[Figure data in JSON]
-- Begin --

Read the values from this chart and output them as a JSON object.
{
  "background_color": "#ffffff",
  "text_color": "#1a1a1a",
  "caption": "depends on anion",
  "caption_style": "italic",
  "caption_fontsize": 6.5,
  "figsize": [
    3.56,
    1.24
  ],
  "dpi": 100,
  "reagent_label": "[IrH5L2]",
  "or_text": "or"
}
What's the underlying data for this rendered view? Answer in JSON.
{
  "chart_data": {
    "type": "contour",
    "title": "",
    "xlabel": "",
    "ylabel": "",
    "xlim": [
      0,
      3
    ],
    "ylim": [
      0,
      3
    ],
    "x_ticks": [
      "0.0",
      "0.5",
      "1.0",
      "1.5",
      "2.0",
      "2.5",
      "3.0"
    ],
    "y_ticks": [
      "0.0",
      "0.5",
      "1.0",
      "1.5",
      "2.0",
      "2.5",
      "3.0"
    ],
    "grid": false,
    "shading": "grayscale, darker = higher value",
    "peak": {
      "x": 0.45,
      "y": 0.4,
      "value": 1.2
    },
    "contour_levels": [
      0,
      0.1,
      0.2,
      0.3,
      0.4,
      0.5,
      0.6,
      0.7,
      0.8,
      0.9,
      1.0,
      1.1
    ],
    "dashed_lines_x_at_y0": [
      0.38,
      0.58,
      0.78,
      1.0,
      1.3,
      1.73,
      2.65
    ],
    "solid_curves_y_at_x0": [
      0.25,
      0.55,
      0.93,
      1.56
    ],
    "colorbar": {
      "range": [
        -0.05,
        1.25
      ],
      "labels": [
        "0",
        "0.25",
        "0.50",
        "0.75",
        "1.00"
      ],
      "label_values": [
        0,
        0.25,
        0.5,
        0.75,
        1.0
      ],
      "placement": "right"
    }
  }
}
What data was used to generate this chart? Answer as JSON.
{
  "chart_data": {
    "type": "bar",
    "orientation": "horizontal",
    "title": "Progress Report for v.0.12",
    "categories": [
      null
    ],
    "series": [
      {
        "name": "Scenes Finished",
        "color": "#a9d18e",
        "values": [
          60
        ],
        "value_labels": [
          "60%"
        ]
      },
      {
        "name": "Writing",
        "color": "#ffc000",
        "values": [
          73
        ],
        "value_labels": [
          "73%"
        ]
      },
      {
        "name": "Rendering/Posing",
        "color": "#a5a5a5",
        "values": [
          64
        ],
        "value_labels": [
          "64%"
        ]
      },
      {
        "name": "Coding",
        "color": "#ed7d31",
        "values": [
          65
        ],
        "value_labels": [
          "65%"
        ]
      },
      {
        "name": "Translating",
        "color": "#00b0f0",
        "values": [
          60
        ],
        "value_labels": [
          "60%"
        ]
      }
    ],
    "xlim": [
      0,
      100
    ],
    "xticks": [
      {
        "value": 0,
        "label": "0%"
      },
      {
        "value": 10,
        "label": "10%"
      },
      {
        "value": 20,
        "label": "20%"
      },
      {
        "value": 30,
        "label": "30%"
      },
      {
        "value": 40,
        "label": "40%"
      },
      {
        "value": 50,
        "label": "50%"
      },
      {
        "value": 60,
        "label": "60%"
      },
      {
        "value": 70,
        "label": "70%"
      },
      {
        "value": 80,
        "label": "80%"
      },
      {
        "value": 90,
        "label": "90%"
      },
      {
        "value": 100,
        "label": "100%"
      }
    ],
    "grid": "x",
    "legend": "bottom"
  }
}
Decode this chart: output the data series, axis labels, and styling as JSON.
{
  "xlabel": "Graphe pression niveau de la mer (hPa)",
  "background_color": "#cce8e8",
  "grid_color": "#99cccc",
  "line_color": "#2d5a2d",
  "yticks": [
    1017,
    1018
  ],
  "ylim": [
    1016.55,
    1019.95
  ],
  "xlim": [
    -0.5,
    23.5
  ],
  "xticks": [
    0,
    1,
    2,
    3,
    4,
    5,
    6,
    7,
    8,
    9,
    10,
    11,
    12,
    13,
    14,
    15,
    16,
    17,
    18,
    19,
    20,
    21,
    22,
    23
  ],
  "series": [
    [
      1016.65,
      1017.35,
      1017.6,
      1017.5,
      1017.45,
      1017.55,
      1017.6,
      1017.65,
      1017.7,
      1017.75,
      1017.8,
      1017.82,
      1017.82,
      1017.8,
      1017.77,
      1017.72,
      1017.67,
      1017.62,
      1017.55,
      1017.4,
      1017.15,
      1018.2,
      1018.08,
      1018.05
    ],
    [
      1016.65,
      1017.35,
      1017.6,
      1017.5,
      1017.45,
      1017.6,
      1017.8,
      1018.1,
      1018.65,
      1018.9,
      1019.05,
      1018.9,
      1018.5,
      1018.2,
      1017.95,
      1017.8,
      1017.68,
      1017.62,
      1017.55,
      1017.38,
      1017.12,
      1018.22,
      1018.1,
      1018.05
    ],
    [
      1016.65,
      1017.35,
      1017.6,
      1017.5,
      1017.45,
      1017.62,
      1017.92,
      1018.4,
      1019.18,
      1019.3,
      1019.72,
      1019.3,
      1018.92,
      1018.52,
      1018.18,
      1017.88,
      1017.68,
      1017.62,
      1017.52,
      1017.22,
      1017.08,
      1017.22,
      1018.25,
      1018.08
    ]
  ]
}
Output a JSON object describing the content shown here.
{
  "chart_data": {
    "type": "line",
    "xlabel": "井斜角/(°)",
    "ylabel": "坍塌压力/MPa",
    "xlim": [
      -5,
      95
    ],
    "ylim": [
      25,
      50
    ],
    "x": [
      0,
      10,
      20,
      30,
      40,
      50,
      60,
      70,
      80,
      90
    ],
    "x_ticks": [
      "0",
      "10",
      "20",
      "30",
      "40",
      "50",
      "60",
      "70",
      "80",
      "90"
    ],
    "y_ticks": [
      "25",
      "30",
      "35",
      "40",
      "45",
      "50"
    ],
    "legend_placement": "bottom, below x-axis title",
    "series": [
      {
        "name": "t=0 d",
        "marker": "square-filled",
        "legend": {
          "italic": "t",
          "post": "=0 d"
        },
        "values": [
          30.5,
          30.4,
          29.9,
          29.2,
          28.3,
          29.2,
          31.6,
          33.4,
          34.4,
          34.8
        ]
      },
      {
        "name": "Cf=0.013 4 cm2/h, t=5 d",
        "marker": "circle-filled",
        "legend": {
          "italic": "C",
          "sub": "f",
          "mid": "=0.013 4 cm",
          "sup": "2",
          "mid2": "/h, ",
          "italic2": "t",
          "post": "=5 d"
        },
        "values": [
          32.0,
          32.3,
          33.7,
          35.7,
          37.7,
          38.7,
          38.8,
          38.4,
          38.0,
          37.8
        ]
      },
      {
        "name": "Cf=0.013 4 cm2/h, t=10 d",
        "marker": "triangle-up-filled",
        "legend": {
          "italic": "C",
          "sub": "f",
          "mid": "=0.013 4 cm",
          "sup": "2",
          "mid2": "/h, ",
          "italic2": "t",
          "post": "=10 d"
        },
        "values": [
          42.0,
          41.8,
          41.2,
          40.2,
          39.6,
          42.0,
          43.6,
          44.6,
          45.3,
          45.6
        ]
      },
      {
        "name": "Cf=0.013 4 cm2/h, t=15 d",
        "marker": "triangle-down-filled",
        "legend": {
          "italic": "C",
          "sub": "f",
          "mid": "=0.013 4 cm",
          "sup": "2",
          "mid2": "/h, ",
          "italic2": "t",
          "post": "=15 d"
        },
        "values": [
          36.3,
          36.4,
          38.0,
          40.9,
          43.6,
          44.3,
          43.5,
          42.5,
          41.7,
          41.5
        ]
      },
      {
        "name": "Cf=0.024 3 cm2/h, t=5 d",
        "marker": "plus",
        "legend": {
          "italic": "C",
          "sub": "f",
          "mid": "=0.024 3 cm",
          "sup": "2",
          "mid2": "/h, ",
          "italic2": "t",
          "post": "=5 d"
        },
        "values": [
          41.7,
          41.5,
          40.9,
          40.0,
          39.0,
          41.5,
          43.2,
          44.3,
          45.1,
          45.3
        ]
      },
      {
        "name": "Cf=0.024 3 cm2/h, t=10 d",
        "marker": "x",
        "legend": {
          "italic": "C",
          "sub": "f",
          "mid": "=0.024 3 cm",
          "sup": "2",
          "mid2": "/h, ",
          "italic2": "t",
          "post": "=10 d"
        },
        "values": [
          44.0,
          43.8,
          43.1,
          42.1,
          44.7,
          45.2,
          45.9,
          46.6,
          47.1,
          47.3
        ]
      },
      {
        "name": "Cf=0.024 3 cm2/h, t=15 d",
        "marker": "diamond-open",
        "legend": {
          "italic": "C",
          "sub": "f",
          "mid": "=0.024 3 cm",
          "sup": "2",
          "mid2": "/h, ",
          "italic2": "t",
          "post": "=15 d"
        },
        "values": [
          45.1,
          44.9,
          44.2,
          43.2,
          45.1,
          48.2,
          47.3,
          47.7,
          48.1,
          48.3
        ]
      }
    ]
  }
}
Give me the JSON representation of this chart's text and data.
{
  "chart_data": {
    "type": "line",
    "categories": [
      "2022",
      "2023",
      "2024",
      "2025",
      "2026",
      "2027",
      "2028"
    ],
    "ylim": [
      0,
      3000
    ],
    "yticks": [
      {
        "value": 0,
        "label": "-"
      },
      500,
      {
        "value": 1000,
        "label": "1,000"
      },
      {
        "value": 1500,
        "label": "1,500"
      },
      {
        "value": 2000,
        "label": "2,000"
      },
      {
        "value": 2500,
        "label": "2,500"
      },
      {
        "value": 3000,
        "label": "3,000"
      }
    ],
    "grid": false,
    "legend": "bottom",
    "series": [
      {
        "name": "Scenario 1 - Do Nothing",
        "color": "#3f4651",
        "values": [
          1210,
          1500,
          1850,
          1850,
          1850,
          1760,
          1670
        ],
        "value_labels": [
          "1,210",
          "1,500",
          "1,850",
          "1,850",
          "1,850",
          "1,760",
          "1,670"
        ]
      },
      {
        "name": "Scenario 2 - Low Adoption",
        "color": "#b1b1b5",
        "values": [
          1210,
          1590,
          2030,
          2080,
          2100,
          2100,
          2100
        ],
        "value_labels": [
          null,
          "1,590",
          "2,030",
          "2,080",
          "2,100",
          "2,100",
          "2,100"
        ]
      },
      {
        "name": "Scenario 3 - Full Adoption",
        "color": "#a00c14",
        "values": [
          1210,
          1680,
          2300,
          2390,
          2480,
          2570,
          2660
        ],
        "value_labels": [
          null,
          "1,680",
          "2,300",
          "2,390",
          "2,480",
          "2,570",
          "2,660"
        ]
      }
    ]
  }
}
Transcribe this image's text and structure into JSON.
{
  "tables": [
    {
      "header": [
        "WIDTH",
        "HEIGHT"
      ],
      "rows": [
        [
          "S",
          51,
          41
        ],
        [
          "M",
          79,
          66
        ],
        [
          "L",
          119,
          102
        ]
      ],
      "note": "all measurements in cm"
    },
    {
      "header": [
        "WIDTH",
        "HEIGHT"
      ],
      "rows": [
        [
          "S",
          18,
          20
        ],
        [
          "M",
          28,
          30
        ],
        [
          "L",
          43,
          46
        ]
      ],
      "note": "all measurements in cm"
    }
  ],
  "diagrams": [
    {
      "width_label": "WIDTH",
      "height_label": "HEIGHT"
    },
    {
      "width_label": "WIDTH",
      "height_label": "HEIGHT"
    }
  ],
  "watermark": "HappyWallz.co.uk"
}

-- End --

* **STATED EXERCISE**:
Reproduce the lines of the entries above exactly, but only from the line containing "Transcribe this image's" through the final line.

* **EXERCISE RESPONSE**:
Transcribe this image's text and structure into JSON.
{
  "tables": [
    {
      "header": [
        "WIDTH",
        "HEIGHT"
      ],
      "rows": [
        [
          "S",
          51,
          41
        ],
        [
          "M",
          79,
          66
        ],
        [
          "L",
          119,
          102
        ]
      ],
      "note": "all measurements in cm"
    },
    {
      "header": [
        "WIDTH",
        "HEIGHT"
      ],
      "rows": [
        [
          "S",
          18,
          20
        ],
        [
          "M",
          28,
          30
        ],
        [
          "L",
          43,
          46
        ]
      ],
      "note": "all measurements in cm"
    }
  ],
  "diagrams": [
    {
      "width_label": "WIDTH",
      "height_label": "HEIGHT"
    },
    {
      "width_label": "WIDTH",
      "height_label": "HEIGHT"
    }
  ],
  "watermark": "HappyWallz.co.uk"
}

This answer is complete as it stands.